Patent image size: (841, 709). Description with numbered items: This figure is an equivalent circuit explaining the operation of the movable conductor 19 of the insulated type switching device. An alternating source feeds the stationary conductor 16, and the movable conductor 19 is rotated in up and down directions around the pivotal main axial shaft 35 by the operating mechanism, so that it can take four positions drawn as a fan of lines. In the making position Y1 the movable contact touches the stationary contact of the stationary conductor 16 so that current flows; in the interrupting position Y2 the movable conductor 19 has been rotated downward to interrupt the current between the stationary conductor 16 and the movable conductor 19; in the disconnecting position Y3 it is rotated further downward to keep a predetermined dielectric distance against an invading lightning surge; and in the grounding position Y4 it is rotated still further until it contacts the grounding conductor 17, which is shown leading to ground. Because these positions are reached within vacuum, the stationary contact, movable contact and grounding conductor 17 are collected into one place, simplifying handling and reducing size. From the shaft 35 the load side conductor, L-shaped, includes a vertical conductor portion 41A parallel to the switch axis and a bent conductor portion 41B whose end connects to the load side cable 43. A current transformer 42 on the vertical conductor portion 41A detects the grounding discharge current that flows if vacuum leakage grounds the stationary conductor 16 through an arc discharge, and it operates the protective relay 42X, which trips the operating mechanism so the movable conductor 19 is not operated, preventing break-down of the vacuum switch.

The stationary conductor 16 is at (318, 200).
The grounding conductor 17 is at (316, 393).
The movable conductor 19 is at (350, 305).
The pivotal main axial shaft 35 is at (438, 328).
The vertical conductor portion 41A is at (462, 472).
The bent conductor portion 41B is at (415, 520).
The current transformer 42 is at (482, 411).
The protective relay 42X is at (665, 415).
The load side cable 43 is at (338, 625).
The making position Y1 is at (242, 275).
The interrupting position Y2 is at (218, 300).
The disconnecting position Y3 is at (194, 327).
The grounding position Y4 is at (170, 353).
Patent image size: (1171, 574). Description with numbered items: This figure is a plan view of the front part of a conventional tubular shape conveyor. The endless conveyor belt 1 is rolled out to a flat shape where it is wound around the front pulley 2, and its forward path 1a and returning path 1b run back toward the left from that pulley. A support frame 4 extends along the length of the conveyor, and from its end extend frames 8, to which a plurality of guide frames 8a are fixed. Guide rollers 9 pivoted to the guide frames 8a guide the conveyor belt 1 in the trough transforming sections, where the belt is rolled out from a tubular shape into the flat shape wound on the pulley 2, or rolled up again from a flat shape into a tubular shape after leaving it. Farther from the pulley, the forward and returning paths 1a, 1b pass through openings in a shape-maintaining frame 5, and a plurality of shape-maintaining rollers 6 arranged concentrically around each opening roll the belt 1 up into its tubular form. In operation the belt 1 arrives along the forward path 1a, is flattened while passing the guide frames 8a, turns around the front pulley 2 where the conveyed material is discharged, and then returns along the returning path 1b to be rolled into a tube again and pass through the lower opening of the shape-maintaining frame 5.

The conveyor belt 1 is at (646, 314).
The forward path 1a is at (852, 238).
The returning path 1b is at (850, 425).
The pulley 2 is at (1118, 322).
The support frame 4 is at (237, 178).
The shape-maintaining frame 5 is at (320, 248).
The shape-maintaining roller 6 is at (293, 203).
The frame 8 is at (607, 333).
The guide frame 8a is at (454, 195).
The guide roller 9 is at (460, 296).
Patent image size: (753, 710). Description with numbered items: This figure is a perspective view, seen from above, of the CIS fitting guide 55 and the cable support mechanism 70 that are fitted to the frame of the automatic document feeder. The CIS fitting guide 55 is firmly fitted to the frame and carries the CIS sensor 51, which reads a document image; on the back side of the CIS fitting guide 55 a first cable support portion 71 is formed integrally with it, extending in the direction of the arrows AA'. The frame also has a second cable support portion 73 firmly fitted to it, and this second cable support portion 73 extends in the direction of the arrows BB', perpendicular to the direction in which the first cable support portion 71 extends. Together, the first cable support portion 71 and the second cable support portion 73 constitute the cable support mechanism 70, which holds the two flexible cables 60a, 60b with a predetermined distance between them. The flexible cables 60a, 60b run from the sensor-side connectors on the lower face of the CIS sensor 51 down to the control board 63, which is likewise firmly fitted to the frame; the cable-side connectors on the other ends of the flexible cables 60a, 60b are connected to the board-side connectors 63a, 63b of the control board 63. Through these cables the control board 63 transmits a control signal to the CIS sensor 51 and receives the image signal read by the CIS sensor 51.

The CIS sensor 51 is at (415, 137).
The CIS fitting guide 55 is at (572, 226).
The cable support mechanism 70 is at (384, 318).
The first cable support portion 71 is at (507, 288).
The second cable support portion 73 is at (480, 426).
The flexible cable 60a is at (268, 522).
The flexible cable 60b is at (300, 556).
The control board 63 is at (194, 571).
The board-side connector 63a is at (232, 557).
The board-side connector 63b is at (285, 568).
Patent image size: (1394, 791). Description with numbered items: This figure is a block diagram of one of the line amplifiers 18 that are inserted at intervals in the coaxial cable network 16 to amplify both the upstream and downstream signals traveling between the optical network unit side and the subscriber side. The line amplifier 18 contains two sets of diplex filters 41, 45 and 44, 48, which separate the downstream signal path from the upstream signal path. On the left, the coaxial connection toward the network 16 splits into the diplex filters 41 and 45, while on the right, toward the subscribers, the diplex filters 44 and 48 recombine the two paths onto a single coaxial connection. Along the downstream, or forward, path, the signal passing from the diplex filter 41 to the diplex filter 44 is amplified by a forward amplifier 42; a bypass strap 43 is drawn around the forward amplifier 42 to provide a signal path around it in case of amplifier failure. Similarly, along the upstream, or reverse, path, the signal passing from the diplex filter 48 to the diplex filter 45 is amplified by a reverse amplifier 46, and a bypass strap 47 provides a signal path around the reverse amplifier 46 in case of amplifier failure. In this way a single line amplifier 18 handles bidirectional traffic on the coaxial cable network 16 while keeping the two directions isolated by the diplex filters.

:::

■ **Aim**: Reproduce every row above line for line, keeping all wording and numbers unchanged.

■ **Task response**:
Patent image size: (841, 709). Description with numbered items: This figure is an equivalent circuit explaining the operation of the movable conductor 19 of the insulated type switching device. An alternating source feeds the stationary conductor 16, and the movable conductor 19 is rotated in up and down directions around the pivotal main axial shaft 35 by the operating mechanism, so that it can take four positions drawn as a fan of lines. In the making position Y1 the movable contact touches the stationary contact of the stationary conductor 16 so that current flows; in the interrupting position Y2 the movable conductor 19 has been rotated downward to interrupt the current between the stationary conductor 16 and the movable conductor 19; in the disconnecting position Y3 it is rotated further downward to keep a predetermined dielectric distance against an invading lightning surge; and in the grounding position Y4 it is rotated still further until it contacts the grounding conductor 17, which is shown leading to ground. Because these positions are reached within vacuum, the stationary contact, movable contact and grounding conductor 17 are collected into one place, simplifying handling and reducing size. From the shaft 35 the load side conductor, L-shaped, includes a vertical conductor portion 41A parallel to the switch axis and a bent conductor portion 41B whose end connects to the load side cable 43. A current transformer 42 on the vertical conductor portion 41A detects the grounding discharge current that flows if vacuum leakage grounds the stationary conductor 16 through an arc discharge, and it operates the protective relay 42X, which trips the operating mechanism so the movable conductor 19 is not operated, preventing break-down of the vacuum switch.

The stationary conductor 16 is at (318, 200).
The grounding conductor 17 is at (316, 393).
The movable conductor 19 is at (350, 305).
The pivotal main axial shaft 35 is at (438, 328).
The vertical conductor portion 41A is at (462, 472).
The bent conductor portion 41B is at (415, 520).
The current transformer 42 is at (482, 411).
The protective relay 42X is at (665, 415).
The load side cable 43 is at (338, 625).
The making position Y1 is at (242, 275).
The interrupting position Y2 is at (218, 300).
The disconnecting position Y3 is at (194, 327).
The grounding position Y4 is at (170, 353).
Patent image size: (1171, 574). Description with numbered items: This figure is a plan view of the front part of a conventional tubular shape conveyor. The endless conveyor belt 1 is rolled out to a flat shape where it is wound around the front pulley 2, and its forward path 1a and returning path 1b run back toward the left from that pulley. A support frame 4 extends along the length of the conveyor, and from its end extend frames 8, to which a plurality of guide frames 8a are fixed. Guide rollers 9 pivoted to the guide frames 8a guide the conveyor belt 1 in the trough transforming sections, where the belt is rolled out from a tubular shape into the flat shape wound on the pulley 2, or rolled up again from a flat shape into a tubular shape after leaving it. Farther from the pulley, the forward and returning paths 1a, 1b pass through openings in a shape-maintaining frame 5, and a plurality of shape-maintaining rollers 6 arranged concentrically around each opening roll the belt 1 up into its tubular form. In operation the belt 1 arrives along the forward path 1a, is flattened while passing the guide frames 8a, turns around the front pulley 2 where the conveyed material is discharged, and then returns along the returning path 1b to be rolled into a tube again and pass through the lower opening of the shape-maintaining frame 5.

The conveyor belt 1 is at (646, 314).
The forward path 1a is at (852, 238).
The returning path 1b is at (850, 425).
The pulley 2 is at (1118, 322).
The support frame 4 is at (237, 178).
The shape-maintaining frame 5 is at (320, 248).
The shape-maintaining roller 6 is at (293, 203).
The frame 8 is at (607, 333).
The guide frame 8a is at (454, 195).
The guide roller 9 is at (460, 296).
Patent image size: (753, 710). Description with numbered items: This figure is a perspective view, seen from above, of the CIS fitting guide 55 and the cable support mechanism 70 that are fitted to the frame of the automatic document feeder. The CIS fitting guide 55 is firmly fitted to the frame and carries the CIS sensor 51, which reads a document image; on the back side of the CIS fitting guide 55 a first cable support portion 71 is formed integrally with it, extending in the direction of the arrows AA'. The frame also has a second cable support portion 73 firmly fitted to it, and this second cable support portion 73 extends in the direction of the arrows BB', perpendicular to the direction in which the first cable support portion 71 extends. Together, the first cable support portion 71 and the second cable support portion 73 constitute the cable support mechanism 70, which holds the two flexible cables 60a, 60b with a predetermined distance between them. The flexible cables 60a, 60b run from the sensor-side connectors on the lower face of the CIS sensor 51 down to the control board 63, which is likewise firmly fitted to the frame; the cable-side connectors on the other ends of the flexible cables 60a, 60b are connected to the board-side connectors 63a, 63b of the control board 63. Through these cables the control board 63 transmits a control signal to the CIS sensor 51 and receives the image signal read by the CIS sensor 51.

The CIS sensor 51 is at (415, 137).
The CIS fitting guide 55 is at (572, 226).
The cable support mechanism 70 is at (384, 318).
The first cable support portion 71 is at (507, 288).
The second cable support portion 73 is at (480, 426).
The flexible cable 60a is at (268, 522).
The flexible cable 60b is at (300, 556).
The control board 63 is at (194, 571).
The board-side connector 63a is at (232, 557).
The board-side connector 63b is at (285, 568).
Patent image size: (1394, 791). Description with numbered items: This figure is a block diagram of one of the line amplifiers 18 that are inserted at intervals in the coaxial cable network 16 to amplify both the upstream and downstream signals traveling between the optical network unit side and the subscriber side. The line amplifier 18 contains two sets of diplex filters 41, 45 and 44, 48, which separate the downstream signal path from the upstream signal path. On the left, the coaxial connection toward the network 16 splits into the diplex filters 41 and 45, while on the right, toward the subscribers, the diplex filters 44 and 48 recombine the two paths onto a single coaxial connection. Along the downstream, or forward, path, the signal passing from the diplex filter 41 to the diplex filter 44 is amplified by a forward amplifier 42; a bypass strap 43 is drawn around the forward amplifier 42 to provide a signal path around it in case of amplifier failure. Similarly, along the upstream, or reverse, path, the signal passing from the diplex filter 48 to the diplex filter 45 is amplified by a reverse amplifier 46, and a bypass strap 47 provides a signal path around the reverse amplifier 46 in case of amplifier failure. In this way a single line amplifier 18 handles bidirectional traffic on the coaxial cable network 16 while keeping the two directions isolated by the diplex filters.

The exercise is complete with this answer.